## Set exercise
Check each line of the material. Copy those containing "continuel".

## Records shown
==============================
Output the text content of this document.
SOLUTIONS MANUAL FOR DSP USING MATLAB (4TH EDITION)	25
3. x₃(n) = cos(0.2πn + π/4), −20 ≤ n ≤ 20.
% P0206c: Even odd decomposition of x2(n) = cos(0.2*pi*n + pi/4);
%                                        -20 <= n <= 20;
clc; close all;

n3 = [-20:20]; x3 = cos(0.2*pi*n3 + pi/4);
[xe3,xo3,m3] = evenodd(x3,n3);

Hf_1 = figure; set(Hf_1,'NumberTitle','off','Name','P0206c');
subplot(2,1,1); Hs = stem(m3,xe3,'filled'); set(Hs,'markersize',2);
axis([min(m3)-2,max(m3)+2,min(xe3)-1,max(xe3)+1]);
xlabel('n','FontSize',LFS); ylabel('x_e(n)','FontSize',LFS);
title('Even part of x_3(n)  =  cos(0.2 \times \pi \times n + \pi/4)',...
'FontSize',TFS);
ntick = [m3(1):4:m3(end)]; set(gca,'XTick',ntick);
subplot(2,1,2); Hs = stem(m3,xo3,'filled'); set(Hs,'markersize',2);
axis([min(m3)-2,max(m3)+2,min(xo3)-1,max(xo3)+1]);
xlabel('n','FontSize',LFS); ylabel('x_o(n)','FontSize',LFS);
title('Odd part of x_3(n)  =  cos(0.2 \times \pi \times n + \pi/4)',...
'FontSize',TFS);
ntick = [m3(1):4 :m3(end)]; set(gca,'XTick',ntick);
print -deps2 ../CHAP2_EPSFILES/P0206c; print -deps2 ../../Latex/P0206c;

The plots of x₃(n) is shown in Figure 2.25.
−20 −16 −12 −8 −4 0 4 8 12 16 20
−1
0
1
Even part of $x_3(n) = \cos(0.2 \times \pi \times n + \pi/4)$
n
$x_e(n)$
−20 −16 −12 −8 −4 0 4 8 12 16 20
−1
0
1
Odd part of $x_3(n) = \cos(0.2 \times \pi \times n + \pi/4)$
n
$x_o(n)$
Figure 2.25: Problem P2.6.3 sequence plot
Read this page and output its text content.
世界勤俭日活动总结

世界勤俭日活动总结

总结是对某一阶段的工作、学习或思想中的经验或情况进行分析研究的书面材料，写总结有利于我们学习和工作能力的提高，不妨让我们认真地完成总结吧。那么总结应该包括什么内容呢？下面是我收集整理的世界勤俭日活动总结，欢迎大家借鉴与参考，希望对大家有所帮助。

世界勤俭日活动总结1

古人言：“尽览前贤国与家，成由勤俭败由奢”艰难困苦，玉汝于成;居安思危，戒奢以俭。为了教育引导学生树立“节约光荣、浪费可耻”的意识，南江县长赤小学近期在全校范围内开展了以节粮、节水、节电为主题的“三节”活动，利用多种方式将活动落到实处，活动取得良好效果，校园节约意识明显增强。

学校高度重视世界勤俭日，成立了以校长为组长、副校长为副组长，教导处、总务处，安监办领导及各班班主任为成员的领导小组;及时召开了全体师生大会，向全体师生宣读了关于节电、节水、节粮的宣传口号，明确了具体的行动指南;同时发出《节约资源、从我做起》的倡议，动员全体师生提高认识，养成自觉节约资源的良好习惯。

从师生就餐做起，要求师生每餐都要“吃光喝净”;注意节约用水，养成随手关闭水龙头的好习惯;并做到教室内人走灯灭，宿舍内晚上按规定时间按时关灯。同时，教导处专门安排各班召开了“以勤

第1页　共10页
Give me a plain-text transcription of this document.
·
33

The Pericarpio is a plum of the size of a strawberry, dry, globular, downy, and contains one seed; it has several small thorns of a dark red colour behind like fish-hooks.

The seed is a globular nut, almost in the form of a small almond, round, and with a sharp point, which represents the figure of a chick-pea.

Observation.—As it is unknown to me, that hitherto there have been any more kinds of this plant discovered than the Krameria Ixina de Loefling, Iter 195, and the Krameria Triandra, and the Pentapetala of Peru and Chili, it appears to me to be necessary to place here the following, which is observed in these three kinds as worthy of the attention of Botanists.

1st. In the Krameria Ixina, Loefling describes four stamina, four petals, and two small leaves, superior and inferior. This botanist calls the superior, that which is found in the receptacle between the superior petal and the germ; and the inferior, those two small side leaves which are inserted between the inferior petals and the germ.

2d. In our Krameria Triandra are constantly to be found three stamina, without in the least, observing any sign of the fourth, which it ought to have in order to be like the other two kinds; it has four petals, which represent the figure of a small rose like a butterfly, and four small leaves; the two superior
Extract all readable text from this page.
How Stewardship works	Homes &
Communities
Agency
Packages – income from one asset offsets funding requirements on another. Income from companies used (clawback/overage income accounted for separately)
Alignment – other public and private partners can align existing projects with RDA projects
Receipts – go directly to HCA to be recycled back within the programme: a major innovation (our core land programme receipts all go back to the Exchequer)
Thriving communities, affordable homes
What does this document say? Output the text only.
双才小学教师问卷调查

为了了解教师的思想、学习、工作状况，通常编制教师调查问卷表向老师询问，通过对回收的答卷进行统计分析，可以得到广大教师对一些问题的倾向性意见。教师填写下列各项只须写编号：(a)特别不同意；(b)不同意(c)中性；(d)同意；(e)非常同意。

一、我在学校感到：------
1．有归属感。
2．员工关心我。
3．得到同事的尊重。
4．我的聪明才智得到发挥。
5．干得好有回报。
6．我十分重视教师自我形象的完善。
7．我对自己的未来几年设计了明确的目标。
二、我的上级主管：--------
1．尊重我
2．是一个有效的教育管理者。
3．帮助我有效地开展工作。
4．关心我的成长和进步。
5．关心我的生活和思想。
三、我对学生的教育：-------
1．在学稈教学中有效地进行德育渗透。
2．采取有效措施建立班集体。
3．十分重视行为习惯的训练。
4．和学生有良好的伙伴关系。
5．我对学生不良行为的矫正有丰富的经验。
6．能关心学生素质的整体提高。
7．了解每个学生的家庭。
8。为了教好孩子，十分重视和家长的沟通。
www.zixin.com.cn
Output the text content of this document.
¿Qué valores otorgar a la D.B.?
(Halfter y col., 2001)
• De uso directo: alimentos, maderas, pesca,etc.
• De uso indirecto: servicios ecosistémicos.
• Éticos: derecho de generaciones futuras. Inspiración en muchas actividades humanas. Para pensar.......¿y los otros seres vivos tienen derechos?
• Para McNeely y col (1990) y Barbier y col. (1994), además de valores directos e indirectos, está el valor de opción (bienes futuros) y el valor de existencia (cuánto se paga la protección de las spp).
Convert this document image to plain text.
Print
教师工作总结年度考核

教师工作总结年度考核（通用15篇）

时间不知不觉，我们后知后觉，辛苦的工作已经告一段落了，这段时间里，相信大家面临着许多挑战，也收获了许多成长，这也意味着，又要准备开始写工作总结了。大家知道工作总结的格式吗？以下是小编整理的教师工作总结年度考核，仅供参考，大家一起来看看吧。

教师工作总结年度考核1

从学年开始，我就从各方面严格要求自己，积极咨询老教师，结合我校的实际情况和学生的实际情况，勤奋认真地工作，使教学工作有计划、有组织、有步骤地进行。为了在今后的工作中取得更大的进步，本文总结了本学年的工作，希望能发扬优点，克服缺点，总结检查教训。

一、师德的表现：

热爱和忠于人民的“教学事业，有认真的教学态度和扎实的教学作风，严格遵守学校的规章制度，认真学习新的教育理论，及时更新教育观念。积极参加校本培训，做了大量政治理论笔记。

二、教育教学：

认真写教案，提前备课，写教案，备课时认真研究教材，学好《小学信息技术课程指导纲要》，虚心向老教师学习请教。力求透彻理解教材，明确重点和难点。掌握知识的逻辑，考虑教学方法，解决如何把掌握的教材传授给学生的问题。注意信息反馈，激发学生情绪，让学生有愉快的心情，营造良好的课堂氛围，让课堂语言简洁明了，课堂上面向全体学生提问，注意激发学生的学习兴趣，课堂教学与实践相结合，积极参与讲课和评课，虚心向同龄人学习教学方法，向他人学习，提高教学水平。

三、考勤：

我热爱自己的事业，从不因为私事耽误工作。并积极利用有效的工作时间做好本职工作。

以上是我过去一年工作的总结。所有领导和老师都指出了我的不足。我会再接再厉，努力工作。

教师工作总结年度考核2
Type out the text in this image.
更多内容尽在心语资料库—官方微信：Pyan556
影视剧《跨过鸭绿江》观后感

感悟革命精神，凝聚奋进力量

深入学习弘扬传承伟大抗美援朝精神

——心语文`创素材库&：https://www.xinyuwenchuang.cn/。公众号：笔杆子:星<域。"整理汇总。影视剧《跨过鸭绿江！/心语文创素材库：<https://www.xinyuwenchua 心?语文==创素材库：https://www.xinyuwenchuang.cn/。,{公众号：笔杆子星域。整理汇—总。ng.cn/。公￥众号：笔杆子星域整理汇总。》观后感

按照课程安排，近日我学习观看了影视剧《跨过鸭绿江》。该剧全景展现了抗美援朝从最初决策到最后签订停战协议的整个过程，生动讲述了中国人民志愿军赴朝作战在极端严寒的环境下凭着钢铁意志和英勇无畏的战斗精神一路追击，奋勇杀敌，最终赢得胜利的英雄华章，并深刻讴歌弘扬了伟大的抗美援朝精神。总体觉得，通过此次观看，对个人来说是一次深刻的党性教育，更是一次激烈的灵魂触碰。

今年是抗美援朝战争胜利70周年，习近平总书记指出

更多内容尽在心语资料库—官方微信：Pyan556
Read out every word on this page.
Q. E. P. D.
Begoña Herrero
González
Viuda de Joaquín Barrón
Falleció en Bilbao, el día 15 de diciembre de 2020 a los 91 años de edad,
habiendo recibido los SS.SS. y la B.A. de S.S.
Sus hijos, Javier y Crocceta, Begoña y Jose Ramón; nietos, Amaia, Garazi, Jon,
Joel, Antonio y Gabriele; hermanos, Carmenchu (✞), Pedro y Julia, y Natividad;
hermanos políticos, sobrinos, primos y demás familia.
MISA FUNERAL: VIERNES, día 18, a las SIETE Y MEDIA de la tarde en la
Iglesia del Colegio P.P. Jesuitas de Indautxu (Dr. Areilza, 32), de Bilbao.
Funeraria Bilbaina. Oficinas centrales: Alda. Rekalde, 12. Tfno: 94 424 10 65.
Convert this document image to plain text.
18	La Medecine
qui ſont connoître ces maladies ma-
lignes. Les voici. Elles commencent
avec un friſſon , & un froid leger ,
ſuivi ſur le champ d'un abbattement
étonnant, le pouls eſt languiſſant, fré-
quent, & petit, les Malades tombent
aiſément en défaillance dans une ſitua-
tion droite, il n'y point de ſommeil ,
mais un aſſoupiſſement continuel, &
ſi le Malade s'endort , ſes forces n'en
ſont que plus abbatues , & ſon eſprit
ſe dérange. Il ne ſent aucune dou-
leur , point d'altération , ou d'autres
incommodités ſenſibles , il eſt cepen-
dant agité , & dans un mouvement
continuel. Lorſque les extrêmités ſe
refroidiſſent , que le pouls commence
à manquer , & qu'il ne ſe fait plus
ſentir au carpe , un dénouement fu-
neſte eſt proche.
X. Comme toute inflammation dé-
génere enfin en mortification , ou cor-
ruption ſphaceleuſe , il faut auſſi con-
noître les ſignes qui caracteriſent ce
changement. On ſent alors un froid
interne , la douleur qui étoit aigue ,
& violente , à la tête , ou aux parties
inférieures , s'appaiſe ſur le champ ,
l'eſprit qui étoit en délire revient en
==============================
## Result
mais un aſſoupiſſement continuel, &
continuel. Lorſque les extrêmités ſe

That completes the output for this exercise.